• INFORMATION SUPPLIED:
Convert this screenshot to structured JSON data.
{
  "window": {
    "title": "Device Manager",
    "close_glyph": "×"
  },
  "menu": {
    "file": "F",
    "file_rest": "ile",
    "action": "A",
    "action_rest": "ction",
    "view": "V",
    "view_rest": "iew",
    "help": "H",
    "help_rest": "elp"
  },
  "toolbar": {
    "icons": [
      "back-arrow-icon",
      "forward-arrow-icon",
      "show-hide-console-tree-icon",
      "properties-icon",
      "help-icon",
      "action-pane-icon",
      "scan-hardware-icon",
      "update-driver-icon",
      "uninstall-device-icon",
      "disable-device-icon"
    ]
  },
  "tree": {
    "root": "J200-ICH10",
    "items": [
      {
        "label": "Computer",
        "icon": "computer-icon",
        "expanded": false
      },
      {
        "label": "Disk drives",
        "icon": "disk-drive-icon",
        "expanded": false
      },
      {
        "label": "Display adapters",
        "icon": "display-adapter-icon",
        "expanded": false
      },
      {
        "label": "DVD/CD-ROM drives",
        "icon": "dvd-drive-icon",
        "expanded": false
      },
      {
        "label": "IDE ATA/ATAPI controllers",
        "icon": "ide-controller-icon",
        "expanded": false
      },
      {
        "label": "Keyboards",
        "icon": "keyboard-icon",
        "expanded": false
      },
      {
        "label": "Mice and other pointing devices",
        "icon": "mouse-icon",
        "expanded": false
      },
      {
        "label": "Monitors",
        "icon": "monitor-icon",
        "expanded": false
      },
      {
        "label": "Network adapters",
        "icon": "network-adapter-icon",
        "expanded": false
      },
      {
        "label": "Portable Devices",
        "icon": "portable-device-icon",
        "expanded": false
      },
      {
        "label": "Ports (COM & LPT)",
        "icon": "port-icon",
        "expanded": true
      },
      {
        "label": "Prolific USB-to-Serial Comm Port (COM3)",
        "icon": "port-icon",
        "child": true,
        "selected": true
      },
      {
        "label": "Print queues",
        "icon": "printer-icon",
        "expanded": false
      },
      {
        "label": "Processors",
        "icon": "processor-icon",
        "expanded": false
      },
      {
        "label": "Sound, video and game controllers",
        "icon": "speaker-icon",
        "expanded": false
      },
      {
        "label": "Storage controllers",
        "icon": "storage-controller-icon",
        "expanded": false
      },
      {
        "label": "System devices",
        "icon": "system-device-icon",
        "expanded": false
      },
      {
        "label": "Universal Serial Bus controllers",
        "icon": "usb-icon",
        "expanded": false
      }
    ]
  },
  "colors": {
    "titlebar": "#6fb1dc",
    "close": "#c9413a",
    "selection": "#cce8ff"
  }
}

• WORK REQUIRED: Write out the material exactly as given.

• RESPONSE:
Convert this screenshot to structured JSON data.
{
  "window": {
    "title": "Device Manager",
    "close_glyph": "×"
  },
  "menu": {
    "file": "F",
    "file_rest": "ile",
    "action": "A",
    "action_rest": "ction",
    "view": "V",
    "view_rest": "iew",
    "help": "H",
    "help_rest": "elp"
  },
  "toolbar": {
    "icons": [
      "back-arrow-icon",
      "forward-arrow-icon",
      "show-hide-console-tree-icon",
      "properties-icon",
      "help-icon",
      "action-pane-icon",
      "scan-hardware-icon",
      "update-driver-icon",
      "uninstall-device-icon",
      "disable-device-icon"
    ]
  },
  "tree": {
    "root": "J200-ICH10",
    "items": [
      {
        "label": "Computer",
        "icon": "computer-icon",
        "expanded": false
      },
      {
        "label": "Disk drives",
        "icon": "disk-drive-icon",
        "expanded": false
      },
      {
        "label": "Display adapters",
        "icon": "display-adapter-icon",
        "expanded": false
      },
      {
        "label": "DVD/CD-ROM drives",
        "icon": "dvd-drive-icon",
        "expanded": false
      },
      {
        "label": "IDE ATA/ATAPI controllers",
        "icon": "ide-controller-icon",
        "expanded": false
      },
      {
        "label": "Keyboards",
        "icon": "keyboard-icon",
        "expanded": false
      },
      {
        "label": "Mice and other pointing devices",
        "icon": "mouse-icon",
        "expanded": false
      },
      {
        "label": "Monitors",
        "icon": "monitor-icon",
        "expanded": false
      },
      {
        "label": "Network adapters",
        "icon": "network-adapter-icon",
        "expanded": false
      },
      {
        "label": "Portable Devices",
        "icon": "portable-device-icon",
        "expanded": false
      },
      {
        "label": "Ports (COM & LPT)",
        "icon": "port-icon",
        "expanded": true
      },
      {
        "label": "Prolific USB-to-Serial Comm Port (COM3)",
        "icon": "port-icon",
        "child": true,
        "selected": true
      },
      {
        "label": "Print queues",
        "icon": "printer-icon",
        "expanded": false
      },
      {
        "label": "Processors",
        "icon": "processor-icon",
        "expanded": false
      },
      {
        "label": "Sound, video and game controllers",
        "icon": "speaker-icon",
        "expanded": false
      },
      {
        "label": "Storage controllers",
        "icon": "storage-controller-icon",
        "expanded": false
      },
      {
        "label": "System devices",
        "icon": "system-device-icon",
        "expanded": false
      },
      {
        "label": "Universal Serial Bus controllers",
        "icon": "usb-icon",
        "expanded": false
      }
    ]
  },
  "colors": {
    "titlebar": "#6fb1dc",
    "close": "#c9413a",
    "selection": "#cce8ff"
  }
}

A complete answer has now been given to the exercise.